Information provided:
★ ★ ★

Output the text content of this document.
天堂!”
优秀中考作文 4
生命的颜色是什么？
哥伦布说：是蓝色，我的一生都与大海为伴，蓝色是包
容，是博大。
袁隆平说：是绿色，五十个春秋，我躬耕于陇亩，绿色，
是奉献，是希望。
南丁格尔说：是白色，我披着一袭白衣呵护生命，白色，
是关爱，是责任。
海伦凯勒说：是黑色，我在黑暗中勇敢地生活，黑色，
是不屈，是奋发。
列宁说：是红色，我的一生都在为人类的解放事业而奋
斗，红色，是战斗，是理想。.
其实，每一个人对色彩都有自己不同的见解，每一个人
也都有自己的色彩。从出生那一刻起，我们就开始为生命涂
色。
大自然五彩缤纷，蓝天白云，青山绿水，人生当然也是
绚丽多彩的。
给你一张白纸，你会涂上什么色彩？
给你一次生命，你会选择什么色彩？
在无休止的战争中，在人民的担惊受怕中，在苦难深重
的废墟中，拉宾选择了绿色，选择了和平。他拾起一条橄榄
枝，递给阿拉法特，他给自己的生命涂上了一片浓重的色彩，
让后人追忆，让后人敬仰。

★ ★ ★

Your objective:
Reproduce the data shown above exactly.

Response for this exercise:
Output the text content of this document.
天堂!”
优秀中考作文 4
生命的颜色是什么？
哥伦布说：是蓝色，我的一生都与大海为伴，蓝色是包
容，是博大。
袁隆平说：是绿色，五十个春秋，我躬耕于陇亩，绿色，
是奉献，是希望。
南丁格尔说：是白色，我披着一袭白衣呵护生命，白色，
是关爱，是责任。
海伦凯勒说：是黑色，我在黑暗中勇敢地生活，黑色，
是不屈，是奋发。
列宁说：是红色，我的一生都在为人类的解放事业而奋
斗，红色，是战斗，是理想。.
其实，每一个人对色彩都有自己不同的见解，每一个人
也都有自己的色彩。从出生那一刻起，我们就开始为生命涂
色。
大自然五彩缤纷，蓝天白云，青山绿水，人生当然也是
绚丽多彩的。
给你一张白纸，你会涂上什么色彩？
给你一次生命，你会选择什么色彩？
在无休止的战争中，在人民的担惊受怕中，在苦难深重
的废墟中，拉宾选择了绿色，选择了和平。他拾起一条橄榄
枝，递给阿拉法特，他给自己的生命涂上了一片浓重的色彩，
让后人追忆，让后人敬仰。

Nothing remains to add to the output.